- _Data_
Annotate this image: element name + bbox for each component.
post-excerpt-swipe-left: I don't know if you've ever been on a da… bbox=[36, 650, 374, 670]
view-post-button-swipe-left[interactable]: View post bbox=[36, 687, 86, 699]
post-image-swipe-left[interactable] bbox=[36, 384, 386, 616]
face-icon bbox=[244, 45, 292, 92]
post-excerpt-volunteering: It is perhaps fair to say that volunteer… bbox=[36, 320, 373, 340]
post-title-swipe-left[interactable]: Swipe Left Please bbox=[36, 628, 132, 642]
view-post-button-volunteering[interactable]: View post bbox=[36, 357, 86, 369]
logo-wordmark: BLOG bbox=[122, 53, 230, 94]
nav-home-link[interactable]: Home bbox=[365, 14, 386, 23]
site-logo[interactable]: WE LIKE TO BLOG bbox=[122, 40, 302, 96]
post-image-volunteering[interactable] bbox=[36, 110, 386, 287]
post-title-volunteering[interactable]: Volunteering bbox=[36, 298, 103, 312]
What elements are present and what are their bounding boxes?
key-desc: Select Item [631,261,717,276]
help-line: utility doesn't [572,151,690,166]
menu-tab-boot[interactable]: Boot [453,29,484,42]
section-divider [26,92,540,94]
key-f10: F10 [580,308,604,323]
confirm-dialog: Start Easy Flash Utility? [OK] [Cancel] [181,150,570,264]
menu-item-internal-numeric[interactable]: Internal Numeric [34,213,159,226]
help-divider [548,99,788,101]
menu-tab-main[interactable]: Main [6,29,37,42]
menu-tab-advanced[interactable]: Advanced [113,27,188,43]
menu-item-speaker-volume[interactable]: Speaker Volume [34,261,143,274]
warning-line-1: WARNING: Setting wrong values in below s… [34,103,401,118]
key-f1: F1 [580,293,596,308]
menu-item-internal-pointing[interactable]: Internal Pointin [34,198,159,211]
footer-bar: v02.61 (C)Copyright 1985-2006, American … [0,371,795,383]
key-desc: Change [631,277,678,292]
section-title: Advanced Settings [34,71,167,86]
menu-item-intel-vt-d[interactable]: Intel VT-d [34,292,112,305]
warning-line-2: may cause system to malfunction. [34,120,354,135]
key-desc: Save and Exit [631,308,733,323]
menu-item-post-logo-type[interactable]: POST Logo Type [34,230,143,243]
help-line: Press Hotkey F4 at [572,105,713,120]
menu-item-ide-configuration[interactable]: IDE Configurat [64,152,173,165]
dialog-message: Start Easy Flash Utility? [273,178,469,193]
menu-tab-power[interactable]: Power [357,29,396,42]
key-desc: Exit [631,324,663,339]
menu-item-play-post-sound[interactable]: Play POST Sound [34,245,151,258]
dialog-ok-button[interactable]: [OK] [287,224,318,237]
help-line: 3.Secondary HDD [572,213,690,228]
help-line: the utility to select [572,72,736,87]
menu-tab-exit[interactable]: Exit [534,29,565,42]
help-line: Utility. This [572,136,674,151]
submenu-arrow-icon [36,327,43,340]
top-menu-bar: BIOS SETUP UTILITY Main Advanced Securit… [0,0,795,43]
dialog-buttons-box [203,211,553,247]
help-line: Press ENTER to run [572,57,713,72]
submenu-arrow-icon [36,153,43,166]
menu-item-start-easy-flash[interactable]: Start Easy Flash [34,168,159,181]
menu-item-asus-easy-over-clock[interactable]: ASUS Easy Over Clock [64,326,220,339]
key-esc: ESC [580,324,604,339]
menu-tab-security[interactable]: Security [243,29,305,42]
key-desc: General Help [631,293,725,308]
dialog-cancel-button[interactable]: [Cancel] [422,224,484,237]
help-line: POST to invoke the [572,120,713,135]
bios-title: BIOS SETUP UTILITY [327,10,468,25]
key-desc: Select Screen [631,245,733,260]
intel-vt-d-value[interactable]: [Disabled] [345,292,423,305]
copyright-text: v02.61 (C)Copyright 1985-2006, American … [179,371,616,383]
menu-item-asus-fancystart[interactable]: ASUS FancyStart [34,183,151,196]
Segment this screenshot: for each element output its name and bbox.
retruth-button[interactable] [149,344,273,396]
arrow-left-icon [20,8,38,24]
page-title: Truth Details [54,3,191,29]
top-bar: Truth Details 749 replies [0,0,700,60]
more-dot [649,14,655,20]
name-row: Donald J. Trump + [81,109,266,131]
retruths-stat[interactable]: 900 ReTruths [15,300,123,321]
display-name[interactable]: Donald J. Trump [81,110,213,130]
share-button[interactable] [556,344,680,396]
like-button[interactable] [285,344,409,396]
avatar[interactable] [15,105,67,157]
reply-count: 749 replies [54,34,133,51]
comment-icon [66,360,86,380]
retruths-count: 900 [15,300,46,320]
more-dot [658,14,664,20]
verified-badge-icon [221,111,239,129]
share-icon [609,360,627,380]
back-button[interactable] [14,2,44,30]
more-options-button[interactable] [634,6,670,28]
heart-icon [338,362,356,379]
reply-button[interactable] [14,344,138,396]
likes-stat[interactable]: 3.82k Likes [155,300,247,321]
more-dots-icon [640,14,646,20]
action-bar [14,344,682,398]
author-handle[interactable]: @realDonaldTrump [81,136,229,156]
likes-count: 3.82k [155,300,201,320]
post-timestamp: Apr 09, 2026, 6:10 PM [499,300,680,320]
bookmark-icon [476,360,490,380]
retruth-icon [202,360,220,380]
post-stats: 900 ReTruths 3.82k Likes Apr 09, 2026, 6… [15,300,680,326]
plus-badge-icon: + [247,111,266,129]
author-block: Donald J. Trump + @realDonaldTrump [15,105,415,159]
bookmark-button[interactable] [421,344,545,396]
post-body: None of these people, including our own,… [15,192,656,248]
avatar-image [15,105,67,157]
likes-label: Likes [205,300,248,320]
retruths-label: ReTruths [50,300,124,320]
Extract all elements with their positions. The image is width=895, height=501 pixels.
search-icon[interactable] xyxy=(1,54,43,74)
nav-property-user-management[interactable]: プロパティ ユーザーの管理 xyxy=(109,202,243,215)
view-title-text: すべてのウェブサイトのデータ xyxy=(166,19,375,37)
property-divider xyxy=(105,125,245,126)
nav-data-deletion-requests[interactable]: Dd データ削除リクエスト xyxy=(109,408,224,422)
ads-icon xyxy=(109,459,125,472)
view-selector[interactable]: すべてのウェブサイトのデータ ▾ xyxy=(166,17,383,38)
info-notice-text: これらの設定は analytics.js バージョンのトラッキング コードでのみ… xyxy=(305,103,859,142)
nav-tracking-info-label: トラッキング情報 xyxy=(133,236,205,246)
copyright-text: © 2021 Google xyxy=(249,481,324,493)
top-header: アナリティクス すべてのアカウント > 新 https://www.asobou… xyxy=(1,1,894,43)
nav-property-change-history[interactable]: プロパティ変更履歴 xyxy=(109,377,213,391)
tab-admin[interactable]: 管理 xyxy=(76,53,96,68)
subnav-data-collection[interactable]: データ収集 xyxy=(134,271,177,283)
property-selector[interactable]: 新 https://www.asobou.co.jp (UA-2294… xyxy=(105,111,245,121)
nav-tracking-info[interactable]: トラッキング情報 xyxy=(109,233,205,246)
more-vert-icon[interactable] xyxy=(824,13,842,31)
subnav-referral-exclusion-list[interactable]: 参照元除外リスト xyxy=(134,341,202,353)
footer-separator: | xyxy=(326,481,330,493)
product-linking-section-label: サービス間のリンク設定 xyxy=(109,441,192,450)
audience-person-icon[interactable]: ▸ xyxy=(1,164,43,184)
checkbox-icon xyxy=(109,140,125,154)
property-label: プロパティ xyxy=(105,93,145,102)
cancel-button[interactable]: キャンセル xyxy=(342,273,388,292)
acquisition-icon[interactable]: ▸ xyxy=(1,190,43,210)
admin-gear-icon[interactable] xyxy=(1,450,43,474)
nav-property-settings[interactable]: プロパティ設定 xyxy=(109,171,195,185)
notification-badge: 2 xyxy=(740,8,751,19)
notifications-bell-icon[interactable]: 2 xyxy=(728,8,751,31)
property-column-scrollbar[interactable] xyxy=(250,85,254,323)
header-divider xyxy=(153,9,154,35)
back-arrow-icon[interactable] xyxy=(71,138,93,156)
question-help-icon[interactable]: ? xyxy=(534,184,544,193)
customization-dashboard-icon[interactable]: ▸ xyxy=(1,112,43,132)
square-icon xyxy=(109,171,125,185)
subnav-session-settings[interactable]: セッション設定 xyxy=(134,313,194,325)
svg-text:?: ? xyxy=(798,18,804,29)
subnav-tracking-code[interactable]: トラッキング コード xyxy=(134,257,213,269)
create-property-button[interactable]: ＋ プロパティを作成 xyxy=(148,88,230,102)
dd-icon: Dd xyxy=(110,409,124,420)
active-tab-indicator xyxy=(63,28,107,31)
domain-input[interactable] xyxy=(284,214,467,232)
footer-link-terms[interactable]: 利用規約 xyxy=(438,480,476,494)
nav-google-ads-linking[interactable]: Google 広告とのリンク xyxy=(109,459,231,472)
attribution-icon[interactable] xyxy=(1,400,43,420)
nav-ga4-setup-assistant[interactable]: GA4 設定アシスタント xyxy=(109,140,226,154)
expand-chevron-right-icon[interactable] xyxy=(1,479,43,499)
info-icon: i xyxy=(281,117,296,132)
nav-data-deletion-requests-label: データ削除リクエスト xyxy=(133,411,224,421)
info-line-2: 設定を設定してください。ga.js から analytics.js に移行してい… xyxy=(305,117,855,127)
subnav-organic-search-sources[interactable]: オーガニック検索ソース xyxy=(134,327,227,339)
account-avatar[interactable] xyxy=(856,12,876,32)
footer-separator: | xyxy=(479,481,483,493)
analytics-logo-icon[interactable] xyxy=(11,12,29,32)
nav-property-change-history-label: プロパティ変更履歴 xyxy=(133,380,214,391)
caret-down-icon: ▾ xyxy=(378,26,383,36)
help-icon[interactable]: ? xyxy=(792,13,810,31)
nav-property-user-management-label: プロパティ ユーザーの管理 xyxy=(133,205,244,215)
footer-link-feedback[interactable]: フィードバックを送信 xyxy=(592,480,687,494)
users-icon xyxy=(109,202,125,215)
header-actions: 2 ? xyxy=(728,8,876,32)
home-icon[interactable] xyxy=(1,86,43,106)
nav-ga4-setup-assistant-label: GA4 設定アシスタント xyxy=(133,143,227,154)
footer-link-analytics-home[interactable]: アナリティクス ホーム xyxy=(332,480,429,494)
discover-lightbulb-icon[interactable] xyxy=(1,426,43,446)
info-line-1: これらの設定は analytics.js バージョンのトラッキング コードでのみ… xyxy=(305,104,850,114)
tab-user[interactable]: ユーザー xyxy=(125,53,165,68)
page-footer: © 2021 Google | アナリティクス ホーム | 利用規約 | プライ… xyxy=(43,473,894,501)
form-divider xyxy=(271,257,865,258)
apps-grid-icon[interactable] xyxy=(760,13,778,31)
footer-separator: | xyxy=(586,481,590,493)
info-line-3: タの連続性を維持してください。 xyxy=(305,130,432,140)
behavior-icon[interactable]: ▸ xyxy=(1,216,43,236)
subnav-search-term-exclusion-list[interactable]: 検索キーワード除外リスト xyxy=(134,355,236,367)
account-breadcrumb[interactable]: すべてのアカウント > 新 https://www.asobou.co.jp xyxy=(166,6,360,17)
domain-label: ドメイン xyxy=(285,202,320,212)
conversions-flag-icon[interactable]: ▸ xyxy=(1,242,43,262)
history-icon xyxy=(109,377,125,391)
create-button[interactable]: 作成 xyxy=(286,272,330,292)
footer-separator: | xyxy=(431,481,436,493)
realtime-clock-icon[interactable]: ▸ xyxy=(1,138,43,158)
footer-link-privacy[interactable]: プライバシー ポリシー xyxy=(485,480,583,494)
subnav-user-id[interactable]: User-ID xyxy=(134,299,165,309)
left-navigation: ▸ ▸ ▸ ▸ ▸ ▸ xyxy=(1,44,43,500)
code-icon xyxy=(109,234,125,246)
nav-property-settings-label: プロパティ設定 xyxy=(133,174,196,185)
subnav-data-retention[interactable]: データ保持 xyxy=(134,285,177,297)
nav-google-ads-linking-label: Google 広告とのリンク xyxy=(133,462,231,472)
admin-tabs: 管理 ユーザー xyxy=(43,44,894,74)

- _Task to complete_
Can you put the data into a JSON list of strings, one string per line, with blank lines omitted? Begin at the first line of the data and stop after the line that contains "site-logo[interactable]: WE LIKE".

- _Response below_
[
  "Annotate this image: element name + bbox for each component.",
  "post-excerpt-swipe-left: I don't know if you've ever been on a da… bbox=[36, 650, 374, 670]",
  "view-post-button-swipe-left[interactable]: View post bbox=[36, 687, 86, 699]",
  "post-image-swipe-left[interactable] bbox=[36, 384, 386, 616]",
  "face-icon bbox=[244, 45, 292, 92]",
  "post-excerpt-volunteering: It is perhaps fair to say that volunteer… bbox=[36, 320, 373, 340]",
  "post-title-swipe-left[interactable]: Swipe Left Please bbox=[36, 628, 132, 642]",
  "view-post-button-volunteering[interactable]: View post bbox=[36, 357, 86, 369]",
  "logo-wordmark: BLOG bbox=[122, 53, 230, 94]",
  "nav-home-link[interactable]: Home bbox=[365, 14, 386, 23]",
  "site-logo[interactable]: WE LIKE TO BLOG bbox=[122, 40, 302, 96]"
]